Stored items
——

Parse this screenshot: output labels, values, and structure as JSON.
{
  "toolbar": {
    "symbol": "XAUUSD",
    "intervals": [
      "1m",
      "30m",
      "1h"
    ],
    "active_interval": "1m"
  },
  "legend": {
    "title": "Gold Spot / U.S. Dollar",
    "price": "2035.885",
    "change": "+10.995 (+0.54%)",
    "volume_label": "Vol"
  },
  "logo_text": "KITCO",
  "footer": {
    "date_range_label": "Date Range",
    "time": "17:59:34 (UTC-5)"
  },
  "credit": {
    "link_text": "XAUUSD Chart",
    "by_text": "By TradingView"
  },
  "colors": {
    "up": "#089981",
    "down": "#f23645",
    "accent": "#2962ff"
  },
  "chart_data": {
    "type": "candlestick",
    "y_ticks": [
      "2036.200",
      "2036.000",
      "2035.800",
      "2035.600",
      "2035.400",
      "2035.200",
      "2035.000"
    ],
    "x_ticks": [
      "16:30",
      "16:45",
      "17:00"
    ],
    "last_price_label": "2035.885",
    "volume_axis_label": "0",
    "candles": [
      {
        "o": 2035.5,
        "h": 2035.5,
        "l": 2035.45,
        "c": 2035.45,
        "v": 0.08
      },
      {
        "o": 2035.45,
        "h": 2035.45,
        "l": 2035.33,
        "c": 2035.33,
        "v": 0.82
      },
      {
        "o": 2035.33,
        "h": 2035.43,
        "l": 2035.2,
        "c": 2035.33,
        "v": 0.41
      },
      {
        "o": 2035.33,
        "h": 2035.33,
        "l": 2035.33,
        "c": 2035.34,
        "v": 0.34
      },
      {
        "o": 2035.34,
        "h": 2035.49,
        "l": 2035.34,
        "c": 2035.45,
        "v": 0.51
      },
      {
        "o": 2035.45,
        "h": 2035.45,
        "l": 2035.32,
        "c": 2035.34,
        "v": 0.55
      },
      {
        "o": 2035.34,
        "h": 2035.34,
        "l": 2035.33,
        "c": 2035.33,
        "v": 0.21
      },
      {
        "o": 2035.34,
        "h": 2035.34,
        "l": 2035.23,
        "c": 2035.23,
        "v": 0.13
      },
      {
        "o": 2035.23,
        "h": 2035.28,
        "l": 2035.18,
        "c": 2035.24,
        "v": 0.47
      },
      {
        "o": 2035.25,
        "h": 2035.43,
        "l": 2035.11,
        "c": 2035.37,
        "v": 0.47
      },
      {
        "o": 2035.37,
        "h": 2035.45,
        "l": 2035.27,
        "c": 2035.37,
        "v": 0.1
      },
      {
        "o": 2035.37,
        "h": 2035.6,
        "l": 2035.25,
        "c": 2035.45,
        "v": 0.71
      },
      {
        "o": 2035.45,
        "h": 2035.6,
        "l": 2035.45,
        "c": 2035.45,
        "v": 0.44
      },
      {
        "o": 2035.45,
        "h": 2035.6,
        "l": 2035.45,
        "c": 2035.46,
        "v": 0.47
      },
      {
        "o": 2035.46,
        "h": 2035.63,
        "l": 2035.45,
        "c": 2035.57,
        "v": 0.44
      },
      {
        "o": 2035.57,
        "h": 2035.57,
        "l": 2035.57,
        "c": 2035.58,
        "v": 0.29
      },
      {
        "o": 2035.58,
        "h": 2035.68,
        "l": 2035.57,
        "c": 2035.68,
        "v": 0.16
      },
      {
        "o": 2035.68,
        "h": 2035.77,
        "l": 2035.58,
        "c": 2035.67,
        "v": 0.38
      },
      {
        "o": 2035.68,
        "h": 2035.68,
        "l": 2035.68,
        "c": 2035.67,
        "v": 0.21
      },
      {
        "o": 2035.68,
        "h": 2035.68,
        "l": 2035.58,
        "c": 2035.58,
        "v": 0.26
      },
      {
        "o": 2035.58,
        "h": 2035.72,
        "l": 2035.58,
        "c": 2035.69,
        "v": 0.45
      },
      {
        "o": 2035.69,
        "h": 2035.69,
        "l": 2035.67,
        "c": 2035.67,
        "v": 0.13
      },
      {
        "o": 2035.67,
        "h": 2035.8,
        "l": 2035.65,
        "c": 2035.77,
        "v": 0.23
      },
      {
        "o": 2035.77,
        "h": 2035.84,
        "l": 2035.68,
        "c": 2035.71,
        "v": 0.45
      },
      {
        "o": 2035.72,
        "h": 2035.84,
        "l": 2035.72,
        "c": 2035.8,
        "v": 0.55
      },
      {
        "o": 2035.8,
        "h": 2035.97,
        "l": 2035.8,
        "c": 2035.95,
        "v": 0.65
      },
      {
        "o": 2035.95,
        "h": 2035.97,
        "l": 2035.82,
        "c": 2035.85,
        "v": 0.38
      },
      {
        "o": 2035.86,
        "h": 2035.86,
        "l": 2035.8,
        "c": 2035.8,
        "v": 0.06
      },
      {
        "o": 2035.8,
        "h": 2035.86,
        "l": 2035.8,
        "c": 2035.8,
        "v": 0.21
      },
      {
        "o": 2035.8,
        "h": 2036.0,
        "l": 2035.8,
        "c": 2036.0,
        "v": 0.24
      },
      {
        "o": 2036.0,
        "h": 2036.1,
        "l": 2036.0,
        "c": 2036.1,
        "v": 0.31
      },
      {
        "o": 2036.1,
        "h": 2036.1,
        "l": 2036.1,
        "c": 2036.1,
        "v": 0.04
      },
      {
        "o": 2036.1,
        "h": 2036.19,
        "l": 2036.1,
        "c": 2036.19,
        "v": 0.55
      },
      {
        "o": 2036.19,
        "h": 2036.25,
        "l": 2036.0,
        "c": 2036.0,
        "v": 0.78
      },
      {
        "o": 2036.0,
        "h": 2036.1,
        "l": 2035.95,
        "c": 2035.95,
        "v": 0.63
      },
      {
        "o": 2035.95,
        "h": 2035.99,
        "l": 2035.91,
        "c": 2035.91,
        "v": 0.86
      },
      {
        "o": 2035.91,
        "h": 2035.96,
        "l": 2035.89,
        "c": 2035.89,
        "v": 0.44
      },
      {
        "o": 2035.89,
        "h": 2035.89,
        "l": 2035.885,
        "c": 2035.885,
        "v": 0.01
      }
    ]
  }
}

——

WHAT THE EXERCISE ASKS: Collect each line of the entries that has the word "XAUUSD", copying it in full.

SOLUTION BELOW:
    "symbol": "XAUUSD",
    "link_text": "XAUUSD Chart",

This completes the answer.